Please report every line from the material that contains the word "Insert".

Dataset entries:

>> Begin

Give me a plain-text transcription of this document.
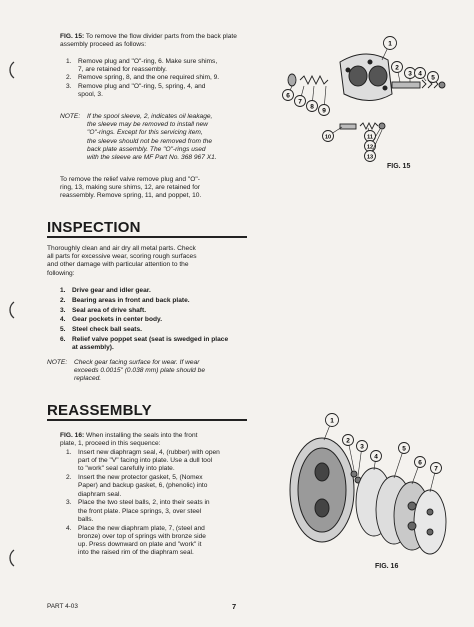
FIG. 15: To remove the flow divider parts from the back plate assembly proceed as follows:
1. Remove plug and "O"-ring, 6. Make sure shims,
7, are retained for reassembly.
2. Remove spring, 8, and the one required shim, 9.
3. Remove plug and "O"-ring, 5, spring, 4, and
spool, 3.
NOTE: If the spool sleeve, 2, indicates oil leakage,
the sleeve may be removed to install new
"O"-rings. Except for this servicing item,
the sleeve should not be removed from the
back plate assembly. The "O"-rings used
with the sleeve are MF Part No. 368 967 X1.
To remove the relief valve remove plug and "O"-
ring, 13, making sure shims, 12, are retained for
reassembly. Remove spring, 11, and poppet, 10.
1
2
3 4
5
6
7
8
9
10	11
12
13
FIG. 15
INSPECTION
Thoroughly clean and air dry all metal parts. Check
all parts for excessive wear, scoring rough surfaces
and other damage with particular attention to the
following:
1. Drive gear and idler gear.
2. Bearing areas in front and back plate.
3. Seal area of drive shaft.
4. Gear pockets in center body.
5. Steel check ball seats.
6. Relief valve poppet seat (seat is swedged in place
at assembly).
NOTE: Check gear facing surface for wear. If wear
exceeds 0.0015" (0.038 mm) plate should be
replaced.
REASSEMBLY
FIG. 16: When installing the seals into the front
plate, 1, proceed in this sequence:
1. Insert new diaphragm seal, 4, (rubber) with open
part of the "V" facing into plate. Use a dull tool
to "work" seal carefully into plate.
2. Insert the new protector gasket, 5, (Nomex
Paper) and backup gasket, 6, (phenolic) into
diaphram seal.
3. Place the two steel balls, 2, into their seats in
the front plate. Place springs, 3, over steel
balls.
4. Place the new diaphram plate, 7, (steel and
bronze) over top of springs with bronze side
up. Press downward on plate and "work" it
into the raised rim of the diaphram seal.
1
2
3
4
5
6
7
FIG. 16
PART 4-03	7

>> End
>> Begin

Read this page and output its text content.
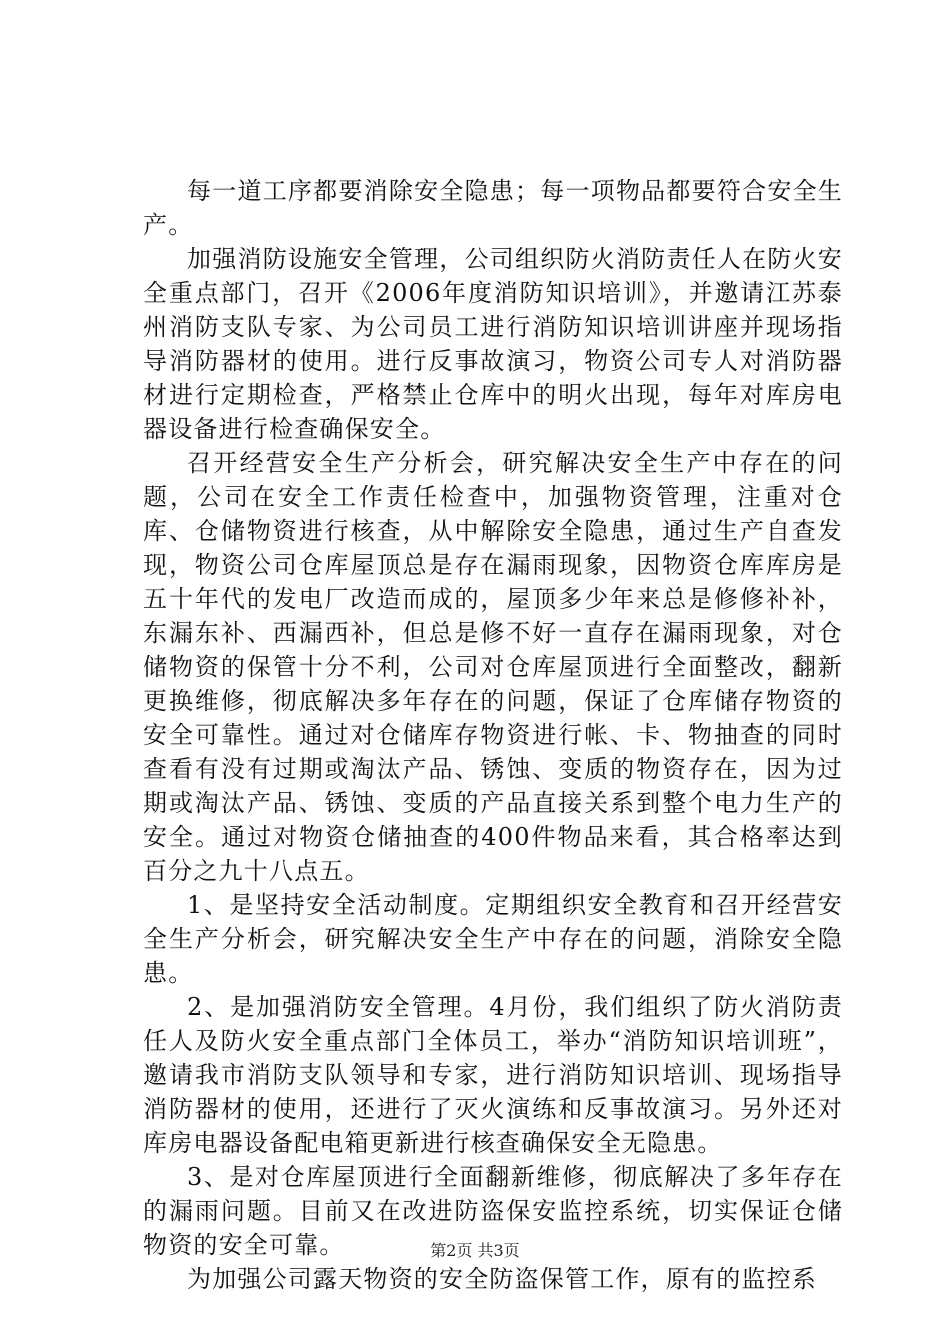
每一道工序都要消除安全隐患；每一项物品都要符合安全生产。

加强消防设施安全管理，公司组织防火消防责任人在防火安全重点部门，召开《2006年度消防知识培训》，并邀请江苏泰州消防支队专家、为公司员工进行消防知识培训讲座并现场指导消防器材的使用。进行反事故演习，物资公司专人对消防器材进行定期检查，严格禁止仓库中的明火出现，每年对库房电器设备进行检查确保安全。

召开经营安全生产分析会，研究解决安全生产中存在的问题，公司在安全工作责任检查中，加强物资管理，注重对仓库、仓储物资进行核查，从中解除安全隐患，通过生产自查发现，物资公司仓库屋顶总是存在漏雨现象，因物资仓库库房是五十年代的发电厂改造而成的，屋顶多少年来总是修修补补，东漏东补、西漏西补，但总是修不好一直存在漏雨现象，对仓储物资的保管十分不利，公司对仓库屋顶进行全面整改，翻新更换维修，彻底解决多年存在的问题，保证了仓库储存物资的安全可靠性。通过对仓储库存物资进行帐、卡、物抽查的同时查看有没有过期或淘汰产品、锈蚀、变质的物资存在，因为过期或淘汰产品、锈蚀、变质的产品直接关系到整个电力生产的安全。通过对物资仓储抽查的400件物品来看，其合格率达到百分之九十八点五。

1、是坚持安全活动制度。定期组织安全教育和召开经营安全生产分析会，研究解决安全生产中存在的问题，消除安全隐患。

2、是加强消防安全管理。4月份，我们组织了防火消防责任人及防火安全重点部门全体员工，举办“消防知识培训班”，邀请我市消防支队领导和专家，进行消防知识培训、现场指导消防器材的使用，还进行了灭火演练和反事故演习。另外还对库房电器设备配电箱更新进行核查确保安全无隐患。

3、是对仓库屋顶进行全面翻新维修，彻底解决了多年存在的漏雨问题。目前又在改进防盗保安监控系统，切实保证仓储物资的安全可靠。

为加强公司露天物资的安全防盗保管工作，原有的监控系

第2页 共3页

>> End

- [WRITTEN ANSWER]
1. Insert new diaphragm seal, 4, (rubber) with open
2. Insert the new protector gasket, 5, (Nomex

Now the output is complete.